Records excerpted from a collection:
• • • •

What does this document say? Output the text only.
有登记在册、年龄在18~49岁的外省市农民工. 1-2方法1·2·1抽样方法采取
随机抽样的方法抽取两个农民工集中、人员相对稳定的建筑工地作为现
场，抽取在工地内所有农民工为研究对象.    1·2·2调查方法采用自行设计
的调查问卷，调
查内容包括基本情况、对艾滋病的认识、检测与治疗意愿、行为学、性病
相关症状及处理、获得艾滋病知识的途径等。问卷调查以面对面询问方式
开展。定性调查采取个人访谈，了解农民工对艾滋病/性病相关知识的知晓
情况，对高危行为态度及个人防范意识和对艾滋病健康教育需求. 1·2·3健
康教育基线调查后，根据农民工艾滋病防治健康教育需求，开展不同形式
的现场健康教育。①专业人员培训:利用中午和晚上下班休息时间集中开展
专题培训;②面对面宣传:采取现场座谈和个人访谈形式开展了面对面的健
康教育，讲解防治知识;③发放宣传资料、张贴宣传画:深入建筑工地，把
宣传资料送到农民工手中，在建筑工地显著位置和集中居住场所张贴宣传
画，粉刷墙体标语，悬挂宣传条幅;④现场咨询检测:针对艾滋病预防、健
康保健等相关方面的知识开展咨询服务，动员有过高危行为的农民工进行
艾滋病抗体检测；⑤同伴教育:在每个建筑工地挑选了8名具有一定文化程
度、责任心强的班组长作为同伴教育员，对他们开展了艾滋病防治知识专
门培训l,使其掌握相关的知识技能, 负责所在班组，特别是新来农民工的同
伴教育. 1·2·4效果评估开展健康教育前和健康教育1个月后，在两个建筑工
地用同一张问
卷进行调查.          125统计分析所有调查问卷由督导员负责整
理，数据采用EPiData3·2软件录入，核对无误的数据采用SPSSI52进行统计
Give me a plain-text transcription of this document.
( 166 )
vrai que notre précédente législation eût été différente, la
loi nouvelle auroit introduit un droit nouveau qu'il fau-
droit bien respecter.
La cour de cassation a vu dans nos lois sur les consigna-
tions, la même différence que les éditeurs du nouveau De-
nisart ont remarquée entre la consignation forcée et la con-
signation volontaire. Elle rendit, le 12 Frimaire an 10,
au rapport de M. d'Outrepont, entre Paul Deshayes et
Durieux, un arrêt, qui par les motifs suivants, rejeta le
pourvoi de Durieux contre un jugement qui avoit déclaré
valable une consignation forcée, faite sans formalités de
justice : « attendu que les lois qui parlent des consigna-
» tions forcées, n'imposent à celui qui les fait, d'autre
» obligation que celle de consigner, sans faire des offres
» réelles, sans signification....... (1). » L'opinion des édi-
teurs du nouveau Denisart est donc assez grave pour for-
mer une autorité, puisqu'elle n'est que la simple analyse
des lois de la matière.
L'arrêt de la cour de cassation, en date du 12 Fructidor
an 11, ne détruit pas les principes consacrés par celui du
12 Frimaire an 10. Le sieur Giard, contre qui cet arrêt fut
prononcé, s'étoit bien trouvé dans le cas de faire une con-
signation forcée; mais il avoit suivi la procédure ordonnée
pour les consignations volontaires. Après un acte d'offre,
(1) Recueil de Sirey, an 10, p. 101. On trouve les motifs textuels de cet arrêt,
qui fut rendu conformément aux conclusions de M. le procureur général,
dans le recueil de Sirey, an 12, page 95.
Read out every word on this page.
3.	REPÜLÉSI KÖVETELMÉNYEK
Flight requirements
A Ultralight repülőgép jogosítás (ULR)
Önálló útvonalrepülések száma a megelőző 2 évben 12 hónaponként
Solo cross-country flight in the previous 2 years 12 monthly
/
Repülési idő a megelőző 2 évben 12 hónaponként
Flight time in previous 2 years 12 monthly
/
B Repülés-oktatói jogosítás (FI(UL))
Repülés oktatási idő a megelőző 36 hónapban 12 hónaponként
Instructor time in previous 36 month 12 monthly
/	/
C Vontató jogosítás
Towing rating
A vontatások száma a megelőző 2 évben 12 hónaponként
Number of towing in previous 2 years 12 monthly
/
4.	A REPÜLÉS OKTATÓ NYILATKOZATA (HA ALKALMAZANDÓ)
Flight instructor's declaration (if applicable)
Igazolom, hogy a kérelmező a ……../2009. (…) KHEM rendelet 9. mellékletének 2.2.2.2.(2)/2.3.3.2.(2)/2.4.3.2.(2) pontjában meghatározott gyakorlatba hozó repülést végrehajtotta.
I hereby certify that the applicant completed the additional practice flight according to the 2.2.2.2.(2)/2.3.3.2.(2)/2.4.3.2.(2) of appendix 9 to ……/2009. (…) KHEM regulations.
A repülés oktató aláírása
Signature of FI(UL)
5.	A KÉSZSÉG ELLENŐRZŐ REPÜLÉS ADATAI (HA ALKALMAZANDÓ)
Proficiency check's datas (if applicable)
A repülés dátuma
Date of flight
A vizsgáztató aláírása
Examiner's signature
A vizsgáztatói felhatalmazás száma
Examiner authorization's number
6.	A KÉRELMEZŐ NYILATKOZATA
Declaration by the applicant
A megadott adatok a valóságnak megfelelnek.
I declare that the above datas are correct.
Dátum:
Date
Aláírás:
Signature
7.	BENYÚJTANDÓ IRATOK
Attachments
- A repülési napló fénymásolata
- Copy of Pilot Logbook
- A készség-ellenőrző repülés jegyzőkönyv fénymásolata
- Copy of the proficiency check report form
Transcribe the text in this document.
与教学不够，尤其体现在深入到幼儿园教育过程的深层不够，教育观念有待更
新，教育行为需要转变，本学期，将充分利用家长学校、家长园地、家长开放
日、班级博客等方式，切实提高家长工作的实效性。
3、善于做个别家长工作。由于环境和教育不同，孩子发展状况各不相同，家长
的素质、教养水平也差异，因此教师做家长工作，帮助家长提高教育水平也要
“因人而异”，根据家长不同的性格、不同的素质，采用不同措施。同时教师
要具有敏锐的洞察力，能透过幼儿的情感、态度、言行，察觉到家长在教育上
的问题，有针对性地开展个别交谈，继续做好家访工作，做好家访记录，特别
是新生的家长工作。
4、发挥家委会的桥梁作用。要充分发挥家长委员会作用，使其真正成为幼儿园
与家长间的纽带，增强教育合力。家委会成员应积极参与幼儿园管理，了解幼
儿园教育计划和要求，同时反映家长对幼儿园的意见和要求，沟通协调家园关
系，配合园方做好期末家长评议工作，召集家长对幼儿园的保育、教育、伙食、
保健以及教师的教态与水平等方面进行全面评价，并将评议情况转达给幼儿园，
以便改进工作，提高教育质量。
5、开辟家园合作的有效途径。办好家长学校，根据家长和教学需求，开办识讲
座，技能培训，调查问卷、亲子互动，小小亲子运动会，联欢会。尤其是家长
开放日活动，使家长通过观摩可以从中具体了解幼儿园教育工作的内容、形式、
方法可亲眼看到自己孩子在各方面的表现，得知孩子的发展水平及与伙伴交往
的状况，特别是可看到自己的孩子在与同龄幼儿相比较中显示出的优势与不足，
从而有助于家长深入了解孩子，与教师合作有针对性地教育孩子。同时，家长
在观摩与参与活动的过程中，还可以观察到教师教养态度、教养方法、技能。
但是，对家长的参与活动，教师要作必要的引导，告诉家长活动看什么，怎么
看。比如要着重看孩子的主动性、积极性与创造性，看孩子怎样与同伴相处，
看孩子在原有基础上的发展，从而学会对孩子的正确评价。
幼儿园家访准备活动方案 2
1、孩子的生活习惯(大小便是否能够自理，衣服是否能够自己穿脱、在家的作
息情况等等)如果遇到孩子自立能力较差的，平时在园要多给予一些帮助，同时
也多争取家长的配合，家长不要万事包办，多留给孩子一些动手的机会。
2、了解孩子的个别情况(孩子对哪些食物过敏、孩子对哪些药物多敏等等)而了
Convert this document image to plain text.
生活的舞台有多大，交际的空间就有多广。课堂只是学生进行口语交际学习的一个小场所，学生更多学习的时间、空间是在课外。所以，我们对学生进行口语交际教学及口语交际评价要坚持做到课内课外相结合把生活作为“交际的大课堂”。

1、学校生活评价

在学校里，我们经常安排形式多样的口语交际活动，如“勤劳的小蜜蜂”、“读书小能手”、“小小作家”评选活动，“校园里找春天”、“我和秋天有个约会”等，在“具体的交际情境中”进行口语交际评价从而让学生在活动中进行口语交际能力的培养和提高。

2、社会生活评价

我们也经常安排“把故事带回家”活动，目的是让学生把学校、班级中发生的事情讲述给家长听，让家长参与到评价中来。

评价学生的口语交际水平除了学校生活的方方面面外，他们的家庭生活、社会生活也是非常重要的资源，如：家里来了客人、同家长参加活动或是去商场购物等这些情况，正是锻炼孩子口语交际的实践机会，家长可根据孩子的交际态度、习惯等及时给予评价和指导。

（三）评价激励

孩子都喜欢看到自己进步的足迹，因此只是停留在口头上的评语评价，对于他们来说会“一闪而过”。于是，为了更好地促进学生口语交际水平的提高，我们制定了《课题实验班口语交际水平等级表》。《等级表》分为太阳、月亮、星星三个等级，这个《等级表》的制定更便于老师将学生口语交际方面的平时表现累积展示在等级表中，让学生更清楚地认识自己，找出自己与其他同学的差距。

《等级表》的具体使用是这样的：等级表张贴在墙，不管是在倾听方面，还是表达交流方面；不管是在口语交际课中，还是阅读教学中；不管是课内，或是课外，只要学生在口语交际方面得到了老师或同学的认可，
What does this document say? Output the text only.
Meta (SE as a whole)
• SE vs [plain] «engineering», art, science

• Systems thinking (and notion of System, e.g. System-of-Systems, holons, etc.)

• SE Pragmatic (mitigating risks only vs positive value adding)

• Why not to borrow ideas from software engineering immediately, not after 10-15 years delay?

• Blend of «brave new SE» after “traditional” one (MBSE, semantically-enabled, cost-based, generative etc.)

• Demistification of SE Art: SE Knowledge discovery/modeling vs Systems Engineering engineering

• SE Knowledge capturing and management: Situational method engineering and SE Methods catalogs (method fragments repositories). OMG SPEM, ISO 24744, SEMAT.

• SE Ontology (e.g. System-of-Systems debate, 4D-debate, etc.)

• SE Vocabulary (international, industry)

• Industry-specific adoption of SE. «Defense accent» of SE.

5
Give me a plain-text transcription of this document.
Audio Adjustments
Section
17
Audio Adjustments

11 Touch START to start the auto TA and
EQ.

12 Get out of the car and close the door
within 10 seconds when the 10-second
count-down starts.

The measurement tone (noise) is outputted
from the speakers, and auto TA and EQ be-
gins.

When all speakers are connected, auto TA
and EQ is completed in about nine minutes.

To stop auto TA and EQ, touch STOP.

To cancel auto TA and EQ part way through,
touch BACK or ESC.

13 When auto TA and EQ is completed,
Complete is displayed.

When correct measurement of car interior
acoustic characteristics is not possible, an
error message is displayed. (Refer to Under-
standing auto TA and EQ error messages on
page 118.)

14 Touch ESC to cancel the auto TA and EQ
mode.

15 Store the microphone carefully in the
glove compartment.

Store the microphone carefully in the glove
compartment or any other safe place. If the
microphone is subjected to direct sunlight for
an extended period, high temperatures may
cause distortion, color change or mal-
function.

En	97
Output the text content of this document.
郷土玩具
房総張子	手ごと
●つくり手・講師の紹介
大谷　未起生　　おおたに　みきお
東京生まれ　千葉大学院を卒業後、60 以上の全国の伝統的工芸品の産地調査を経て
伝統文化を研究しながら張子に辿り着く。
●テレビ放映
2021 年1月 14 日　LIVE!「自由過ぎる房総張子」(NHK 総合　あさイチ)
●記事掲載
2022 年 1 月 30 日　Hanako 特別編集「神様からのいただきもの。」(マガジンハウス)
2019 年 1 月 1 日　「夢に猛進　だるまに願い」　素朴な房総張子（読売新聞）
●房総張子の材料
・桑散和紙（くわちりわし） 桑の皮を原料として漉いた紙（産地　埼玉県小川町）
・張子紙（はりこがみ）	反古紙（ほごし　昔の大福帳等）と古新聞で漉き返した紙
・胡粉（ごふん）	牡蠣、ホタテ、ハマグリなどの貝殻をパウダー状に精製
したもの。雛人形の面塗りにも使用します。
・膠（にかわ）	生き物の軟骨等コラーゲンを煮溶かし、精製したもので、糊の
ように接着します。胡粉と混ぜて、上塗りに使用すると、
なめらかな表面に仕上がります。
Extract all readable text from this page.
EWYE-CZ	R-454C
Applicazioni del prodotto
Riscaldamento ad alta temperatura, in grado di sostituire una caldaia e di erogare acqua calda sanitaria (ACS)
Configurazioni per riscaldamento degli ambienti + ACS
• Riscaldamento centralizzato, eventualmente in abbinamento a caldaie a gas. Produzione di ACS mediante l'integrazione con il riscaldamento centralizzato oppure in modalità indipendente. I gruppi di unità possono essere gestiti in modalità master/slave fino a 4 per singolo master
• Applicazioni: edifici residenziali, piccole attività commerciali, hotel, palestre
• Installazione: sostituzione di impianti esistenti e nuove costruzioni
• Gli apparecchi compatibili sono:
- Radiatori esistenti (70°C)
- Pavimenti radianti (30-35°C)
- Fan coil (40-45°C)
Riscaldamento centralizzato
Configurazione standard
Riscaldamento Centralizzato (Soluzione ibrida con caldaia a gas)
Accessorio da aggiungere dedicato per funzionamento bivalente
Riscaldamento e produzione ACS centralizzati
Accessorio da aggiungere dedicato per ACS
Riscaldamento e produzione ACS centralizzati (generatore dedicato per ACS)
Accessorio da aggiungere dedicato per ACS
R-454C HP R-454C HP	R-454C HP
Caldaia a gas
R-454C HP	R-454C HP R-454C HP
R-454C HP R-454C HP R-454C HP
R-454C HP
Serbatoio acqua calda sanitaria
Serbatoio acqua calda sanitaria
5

• • • •

Direction
Show the lines of the material that contain the word "faire".

Problem solution
» obligation que celle de consigner, sans faire des offres
prononcé, s'étoit bien trouvé dans le cas de faire une con-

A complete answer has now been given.